(Extracted records)
»»
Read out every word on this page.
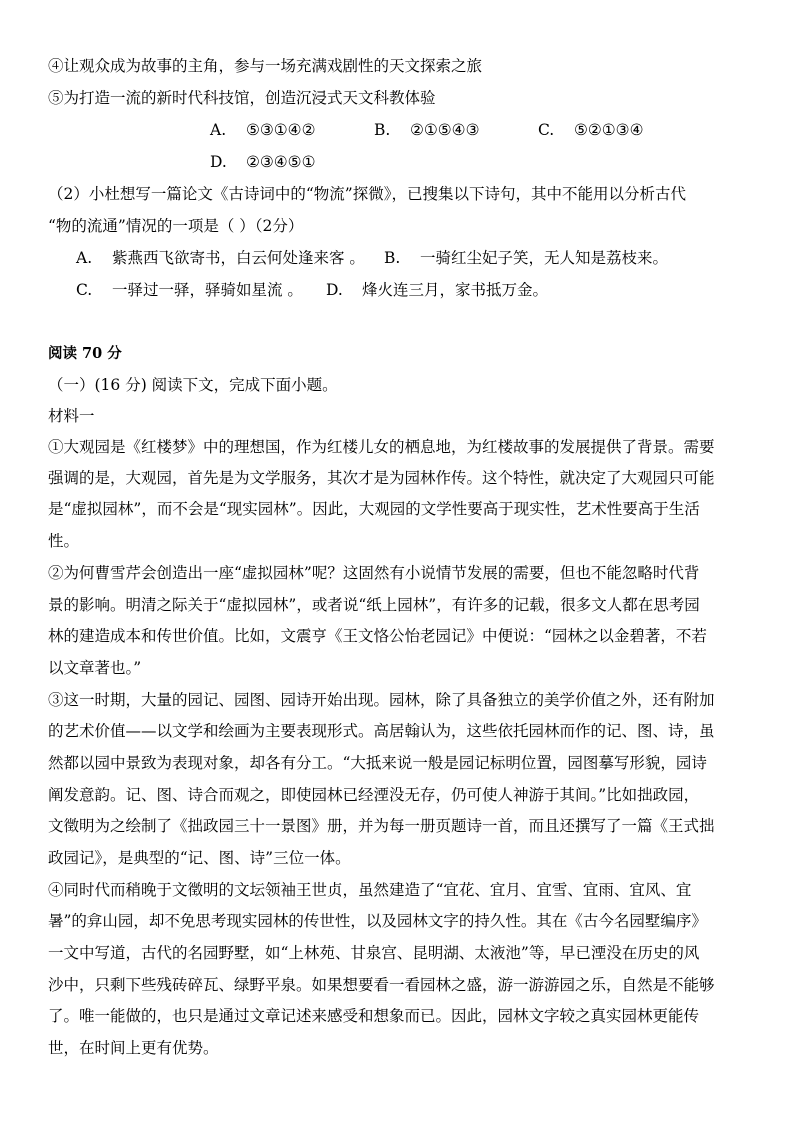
④让观众成为故事的主角，参与一场充满戏剧性的天文探索之旅
⑤为打造一流的新时代科技馆，创造沉浸式天文科教体验
A. ⑤③①④②	B. ②①⑤④③	C. ⑤②①③④
D. ②③④⑤①
（2）小杜想写一篇论文《古诗词中的“物流”探微》，已搜集以下诗句，其中不能用以分析古代
“物的流通”情况的一项是（ ）（2分）
A. 紫燕西飞欲寄书，白云何处逢来客 。 B. 一骑红尘妃子笑，无人知是荔枝来。
C. 一驿过一驿，驿骑如星流 。 D. 烽火连三月，家书抵万金。
阅读 70 分
（一）(16 分) 阅读下文，完成下面小题。
材料一
①大观园是《红楼梦》中的理想国，作为红楼儿女的栖息地，为红楼故事的发展提供了背景。需要
强调的是，大观园，首先是为文学服务，其次才是为园林作传。这个特性，就决定了大观园只可能
是“虚拟园林”，而不会是“现实园林”。因此，大观园的文学性要高于现实性，艺术性要高于生活
性。
②为何曹雪芹会创造出一座“虚拟园林”呢？这固然有小说情节发展的需要，但也不能忽略时代背
景的影响。明清之际关于“虚拟园林”，或者说“纸上园林”，有许多的记载，很多文人都在思考园
林的建造成本和传世价值。比如，文震亨《王文恪公怡老园记》中便说：“园林之以金碧著，不若
以文章著也。”
③这一时期，大量的园记、园图、园诗开始出现。园林，除了具备独立的美学价值之外，还有附加
的艺术价值——以文学和绘画为主要表现形式。高居翰认为，这些依托园林而作的记、图、诗，虽
然都以园中景致为表现对象，却各有分工。“大抵来说一般是园记标明位置，园图摹写形貌，园诗
阐发意韵。记、图、诗合而观之，即使园林已经湮没无存，仍可使人神游于其间。”比如拙政园，
文徵明为之绘制了《拙政园三十一景图》册，并为每一册页题诗一首，而且还撰写了一篇《王式拙
政园记》，是典型的“记、图、诗”三位一体。
④同时代而稍晚于文徵明的文坛领袖王世贞，虽然建造了“宜花、宜月、宜雪、宜雨、宜风、宜
暑”的弇山园，却不免思考现实园林的传世性，以及园林文字的持久性。其在《古今名园墅编序》
一文中写道，古代的名园野墅，如“上林苑、甘泉宫、昆明湖、太液池”等，早已湮没在历史的风
沙中，只剩下些残砖碎瓦、绿野平泉。如果想要看一看园林之盛，游一游游园之乐，自然是不能够
了。唯一能做的，也只是通过文章记述来感受和想象而已。因此，园林文字较之真实园林更能传
世，在时间上更有优势。
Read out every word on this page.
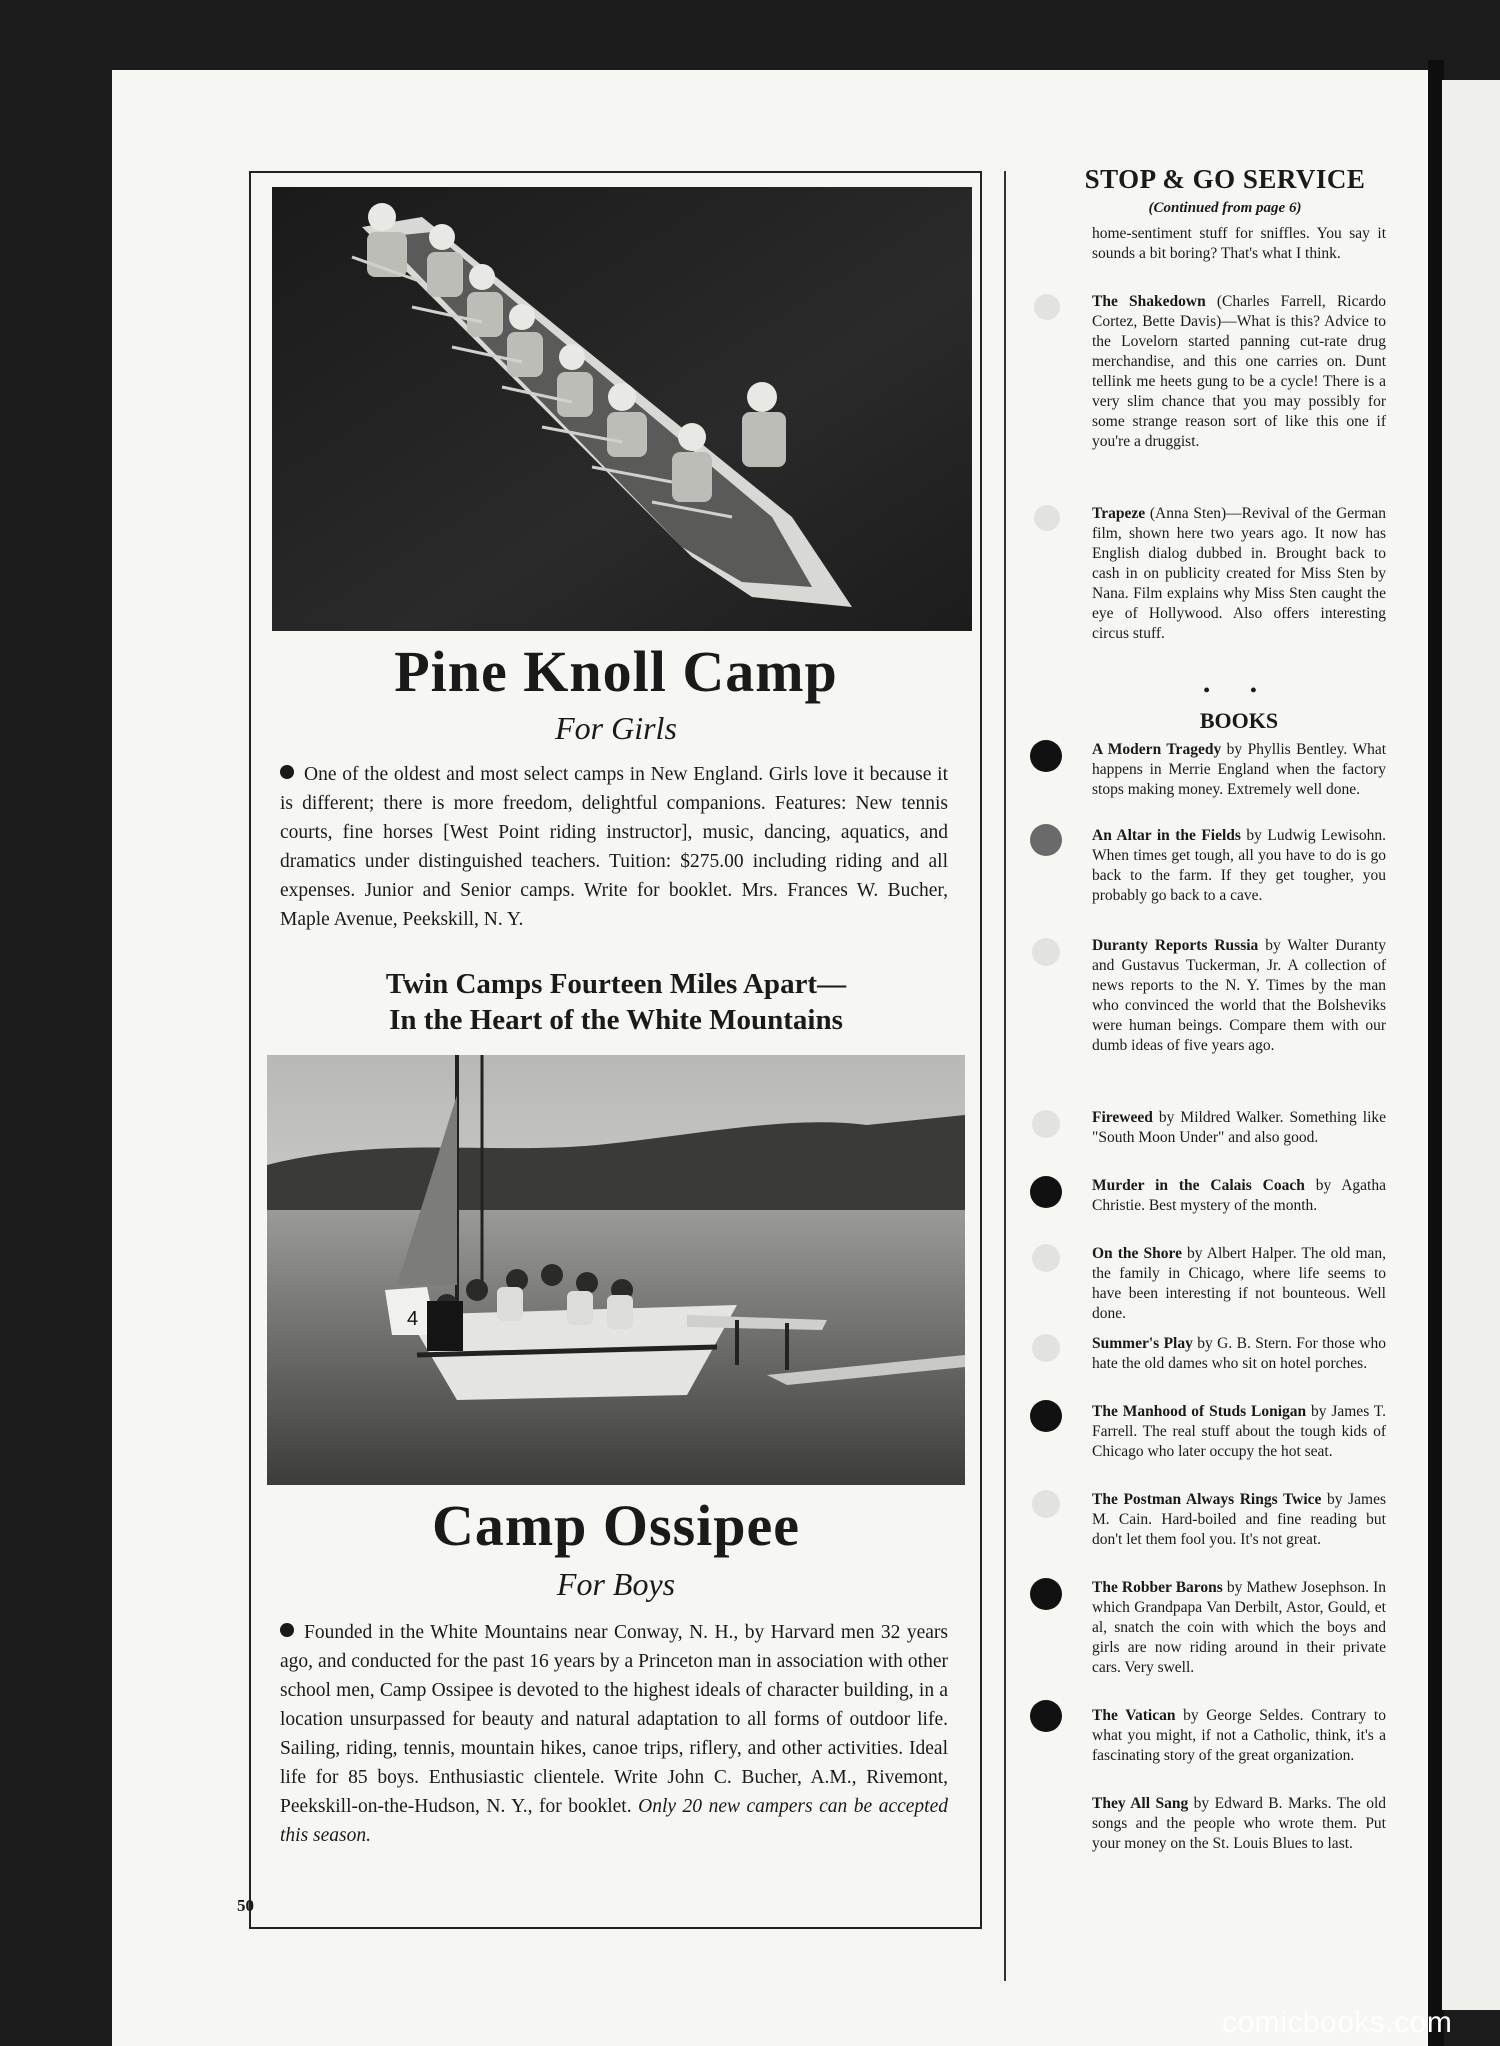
Pine Knoll Camp
For Girls
One of the oldest and most select camps in New England. Girls love it because it is different; there is more freedom, delightful companions. Features: New tennis courts, fine horses [West Point riding instructor], music, dancing, aquatics, and dramatics under distinguished teachers. Tuition: $275.00 including riding and all expenses. Junior and Senior camps. Write for booklet. Mrs. Frances W. Bucher, Maple Avenue, Peekskill, N. Y.
Twin Camps Fourteen Miles Apart—
In the Heart of the White Mountains
4
Camp Ossipee
For Boys
Founded in the White Mountains near Conway, N. H., by Harvard men 32 years ago, and conducted for the past 16 years by a Princeton man in association with other school men, Camp Ossipee is devoted to the highest ideals of character building, in a location unsurpassed for beauty and natural adaptation to all forms of outdoor life. Sailing, riding, tennis, mountain hikes, canoe trips, riflery, and other activities. Ideal life for 85 boys. Enthusiastic clientele. Write John C. Bucher, A.M., Rivemont, Peekskill-on-the-Hudson, N. Y., for booklet. Only 20 new campers can be accepted this season.
50
STOP & GO SERVICE
(Continued from page 6)
home-sentiment stuff for sniffles. You say it sounds a bit boring? That's what I think.
The Shakedown (Charles Farrell, Ricardo Cortez, Bette Davis)—What is this? Advice to the Lovelorn started panning cut-rate drug merchandise, and this one carries on. Dunt tellink me heets gung to be a cycle! There is a very slim chance that you may possibly for some strange reason sort of like this one if you're a druggist.
Trapeze (Anna Sten)—Revival of the German film, shown here two years ago. It now has English dialog dubbed in. Brought back to cash in on publicity created for Miss Sten by Nana. Film explains why Miss Sten caught the eye of Hollywood. Also offers interesting circus stuff.
• •
BOOKS
A Modern Tragedy by Phyllis Bentley. What happens in Merrie England when the factory stops making money. Extremely well done.
An Altar in the Fields by Ludwig Lewisohn. When times get tough, all you have to do is go back to the farm. If they get tougher, you probably go back to a cave.
Duranty Reports Russia by Walter Duranty and Gustavus Tuckerman, Jr. A collection of news reports to the N. Y. Times by the man who convinced the world that the Bolsheviks were human beings. Compare them with our dumb ideas of five years ago.
Fireweed by Mildred Walker. Something like "South Moon Under" and also good.
Murder in the Calais Coach by Agatha Christie. Best mystery of the month.
On the Shore by Albert Halper. The old man, the family in Chicago, where life seems to have been interesting if not bounteous. Well done.
Summer's Play by G. B. Stern. For those who hate the old dames who sit on hotel porches.
The Manhood of Studs Lonigan by James T. Farrell. The real stuff about the tough kids of Chicago who later occupy the hot seat.
The Postman Always Rings Twice by James M. Cain. Hard-boiled and fine reading but don't let them fool you. It's not great.
The Robber Barons by Mathew Josephson. In which Grandpapa Van Derbilt, Astor, Gould, et al, snatch the coin with which the boys and girls are now riding around in their private cars. Very swell.
The Vatican by George Seldes. Contrary to what you might, if not a Catholic, think, it's a fascinating story of the great organization.
They All Sang by Edward B. Marks. The old songs and the people who wrote them. Put your money on the St. Louis Blues to last.
comicbooks.com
««
#### [Required task]
Copy down every line of the entries containing the word "Farrell".

#### [Final result]
The Shakedown (Charles Farrell, Ricardo Cortez, Bette Davis)—What is this? Advice to the Lovelorn started panning cut-rate drug merchandise, and this one carries on. Dunt tellink me heets gung to be a cycle! There is a very slim chance that you may possibly for some strange reason sort of like this one if you're a druggist.
The Manhood of Studs Lonigan by James T. Farrell. The real stuff about the tough kids of Chicago who later occupy the hot seat.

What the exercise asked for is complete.